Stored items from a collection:
========================
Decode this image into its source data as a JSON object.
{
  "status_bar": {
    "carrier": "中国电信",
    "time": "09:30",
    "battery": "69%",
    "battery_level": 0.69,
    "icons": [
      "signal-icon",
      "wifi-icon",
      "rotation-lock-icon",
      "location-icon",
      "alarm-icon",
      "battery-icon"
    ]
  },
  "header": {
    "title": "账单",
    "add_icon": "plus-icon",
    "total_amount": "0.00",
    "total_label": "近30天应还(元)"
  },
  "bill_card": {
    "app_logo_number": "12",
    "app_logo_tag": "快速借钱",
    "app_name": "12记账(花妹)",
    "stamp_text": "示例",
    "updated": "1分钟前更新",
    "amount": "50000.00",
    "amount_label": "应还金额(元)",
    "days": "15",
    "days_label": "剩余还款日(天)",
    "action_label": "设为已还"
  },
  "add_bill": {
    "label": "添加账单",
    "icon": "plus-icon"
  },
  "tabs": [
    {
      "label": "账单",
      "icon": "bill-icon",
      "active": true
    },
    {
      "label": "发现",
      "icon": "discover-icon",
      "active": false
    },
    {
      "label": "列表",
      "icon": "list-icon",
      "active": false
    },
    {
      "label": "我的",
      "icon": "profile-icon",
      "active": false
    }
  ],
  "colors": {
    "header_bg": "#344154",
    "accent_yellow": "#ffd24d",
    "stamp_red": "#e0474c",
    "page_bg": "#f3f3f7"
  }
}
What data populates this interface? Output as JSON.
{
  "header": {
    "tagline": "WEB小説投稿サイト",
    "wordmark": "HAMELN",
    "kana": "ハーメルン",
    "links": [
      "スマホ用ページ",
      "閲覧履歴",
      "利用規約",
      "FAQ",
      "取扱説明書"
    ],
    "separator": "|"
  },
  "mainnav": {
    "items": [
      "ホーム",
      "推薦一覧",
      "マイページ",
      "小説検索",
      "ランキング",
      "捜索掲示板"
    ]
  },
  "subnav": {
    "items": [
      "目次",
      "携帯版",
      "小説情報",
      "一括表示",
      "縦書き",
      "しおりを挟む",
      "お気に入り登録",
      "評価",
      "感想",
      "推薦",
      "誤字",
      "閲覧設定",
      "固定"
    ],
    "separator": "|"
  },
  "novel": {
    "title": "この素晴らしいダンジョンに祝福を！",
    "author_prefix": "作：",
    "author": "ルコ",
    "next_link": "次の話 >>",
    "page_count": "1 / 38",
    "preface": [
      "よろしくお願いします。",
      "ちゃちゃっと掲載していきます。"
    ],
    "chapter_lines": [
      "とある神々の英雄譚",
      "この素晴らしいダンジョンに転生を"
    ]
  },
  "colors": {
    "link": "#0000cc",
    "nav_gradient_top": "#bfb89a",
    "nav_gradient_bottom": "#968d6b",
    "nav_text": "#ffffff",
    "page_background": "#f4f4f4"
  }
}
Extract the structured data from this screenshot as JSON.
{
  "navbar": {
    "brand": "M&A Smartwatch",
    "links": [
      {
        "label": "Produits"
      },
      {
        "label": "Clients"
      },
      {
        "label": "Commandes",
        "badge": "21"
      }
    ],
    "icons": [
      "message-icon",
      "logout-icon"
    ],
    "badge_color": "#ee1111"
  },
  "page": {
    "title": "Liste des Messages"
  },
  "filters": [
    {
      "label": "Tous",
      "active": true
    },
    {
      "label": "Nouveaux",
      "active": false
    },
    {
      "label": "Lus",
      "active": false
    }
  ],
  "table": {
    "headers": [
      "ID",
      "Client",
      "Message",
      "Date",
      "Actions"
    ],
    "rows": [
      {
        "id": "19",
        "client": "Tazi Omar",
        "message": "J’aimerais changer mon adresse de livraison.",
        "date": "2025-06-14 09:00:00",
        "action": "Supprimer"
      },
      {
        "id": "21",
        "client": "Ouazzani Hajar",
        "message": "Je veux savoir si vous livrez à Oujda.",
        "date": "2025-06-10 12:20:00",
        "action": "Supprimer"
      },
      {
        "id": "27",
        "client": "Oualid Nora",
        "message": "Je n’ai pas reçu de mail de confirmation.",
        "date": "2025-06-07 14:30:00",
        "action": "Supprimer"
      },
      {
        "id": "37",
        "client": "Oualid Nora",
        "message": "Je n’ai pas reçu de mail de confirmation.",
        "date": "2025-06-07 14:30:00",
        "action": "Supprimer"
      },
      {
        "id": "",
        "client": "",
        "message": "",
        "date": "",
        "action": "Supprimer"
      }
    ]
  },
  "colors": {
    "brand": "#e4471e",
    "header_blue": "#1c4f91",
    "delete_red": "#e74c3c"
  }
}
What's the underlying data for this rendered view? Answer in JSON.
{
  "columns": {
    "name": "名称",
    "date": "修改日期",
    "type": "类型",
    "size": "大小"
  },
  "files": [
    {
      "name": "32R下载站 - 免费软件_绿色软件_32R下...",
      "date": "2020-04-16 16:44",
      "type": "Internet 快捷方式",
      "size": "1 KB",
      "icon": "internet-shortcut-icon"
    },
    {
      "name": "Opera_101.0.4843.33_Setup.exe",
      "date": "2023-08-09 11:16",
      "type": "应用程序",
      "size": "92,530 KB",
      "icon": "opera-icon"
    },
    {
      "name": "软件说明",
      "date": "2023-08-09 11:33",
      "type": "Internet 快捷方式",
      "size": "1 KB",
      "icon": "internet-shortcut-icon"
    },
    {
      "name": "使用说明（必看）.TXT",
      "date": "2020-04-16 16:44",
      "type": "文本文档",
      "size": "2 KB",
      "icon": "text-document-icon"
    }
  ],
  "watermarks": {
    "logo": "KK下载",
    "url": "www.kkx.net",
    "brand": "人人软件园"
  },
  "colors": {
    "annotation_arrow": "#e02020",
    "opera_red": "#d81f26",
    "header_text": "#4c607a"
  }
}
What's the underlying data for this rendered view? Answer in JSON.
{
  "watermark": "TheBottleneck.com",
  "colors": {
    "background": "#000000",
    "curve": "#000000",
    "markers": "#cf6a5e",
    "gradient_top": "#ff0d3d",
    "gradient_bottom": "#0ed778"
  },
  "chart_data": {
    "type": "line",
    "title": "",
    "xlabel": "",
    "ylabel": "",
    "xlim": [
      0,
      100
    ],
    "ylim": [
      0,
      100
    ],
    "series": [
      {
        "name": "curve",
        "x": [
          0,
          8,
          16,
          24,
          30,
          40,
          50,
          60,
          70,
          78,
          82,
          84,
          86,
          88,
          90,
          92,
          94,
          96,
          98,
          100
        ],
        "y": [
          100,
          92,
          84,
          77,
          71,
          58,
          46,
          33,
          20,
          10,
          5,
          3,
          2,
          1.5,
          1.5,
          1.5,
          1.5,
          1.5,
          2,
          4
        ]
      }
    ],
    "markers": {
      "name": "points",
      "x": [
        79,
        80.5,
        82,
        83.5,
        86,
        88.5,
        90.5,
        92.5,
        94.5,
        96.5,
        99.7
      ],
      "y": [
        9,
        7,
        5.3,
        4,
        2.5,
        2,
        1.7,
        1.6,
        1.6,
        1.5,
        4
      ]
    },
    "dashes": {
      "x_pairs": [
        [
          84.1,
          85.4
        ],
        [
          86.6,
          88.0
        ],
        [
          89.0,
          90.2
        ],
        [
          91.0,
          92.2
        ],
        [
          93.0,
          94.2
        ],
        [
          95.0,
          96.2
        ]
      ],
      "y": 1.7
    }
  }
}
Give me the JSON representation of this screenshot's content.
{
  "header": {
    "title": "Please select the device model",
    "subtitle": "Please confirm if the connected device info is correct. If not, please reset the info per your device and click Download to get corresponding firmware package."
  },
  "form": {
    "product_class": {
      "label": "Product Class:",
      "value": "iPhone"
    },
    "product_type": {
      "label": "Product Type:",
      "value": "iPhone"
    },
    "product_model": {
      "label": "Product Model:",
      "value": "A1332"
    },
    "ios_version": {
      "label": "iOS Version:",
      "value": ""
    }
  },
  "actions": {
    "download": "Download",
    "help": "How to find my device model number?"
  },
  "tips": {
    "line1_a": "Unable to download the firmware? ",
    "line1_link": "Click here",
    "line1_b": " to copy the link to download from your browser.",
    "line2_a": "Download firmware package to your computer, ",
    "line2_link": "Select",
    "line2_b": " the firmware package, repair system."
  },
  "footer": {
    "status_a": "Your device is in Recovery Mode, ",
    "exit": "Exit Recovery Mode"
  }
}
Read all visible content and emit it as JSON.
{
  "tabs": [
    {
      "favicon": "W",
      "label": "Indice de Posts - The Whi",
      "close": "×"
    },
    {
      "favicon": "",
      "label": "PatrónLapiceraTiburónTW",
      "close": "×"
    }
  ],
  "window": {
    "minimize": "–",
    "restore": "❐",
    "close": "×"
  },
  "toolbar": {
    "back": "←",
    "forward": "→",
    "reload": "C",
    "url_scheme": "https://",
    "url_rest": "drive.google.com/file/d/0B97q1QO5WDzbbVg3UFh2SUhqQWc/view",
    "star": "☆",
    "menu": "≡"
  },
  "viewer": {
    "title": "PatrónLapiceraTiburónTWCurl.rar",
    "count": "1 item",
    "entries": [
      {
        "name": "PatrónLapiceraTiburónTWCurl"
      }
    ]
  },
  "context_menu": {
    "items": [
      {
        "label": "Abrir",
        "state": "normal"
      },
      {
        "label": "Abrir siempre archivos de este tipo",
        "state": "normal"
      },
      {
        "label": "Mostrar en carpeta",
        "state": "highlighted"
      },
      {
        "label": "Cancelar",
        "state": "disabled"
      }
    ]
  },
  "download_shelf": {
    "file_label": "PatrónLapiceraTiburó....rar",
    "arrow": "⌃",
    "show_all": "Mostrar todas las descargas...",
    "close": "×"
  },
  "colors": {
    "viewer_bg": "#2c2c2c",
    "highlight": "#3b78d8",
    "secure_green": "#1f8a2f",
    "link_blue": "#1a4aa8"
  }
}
========================
• _Problem requirements_
From the entries, report each line that includes the word "size".

• _Correct output_
    "size": "大小"
      "size": "1 KB",
      "size": "92,530 KB",
      "size": "1 KB",
      "size": "2 KB",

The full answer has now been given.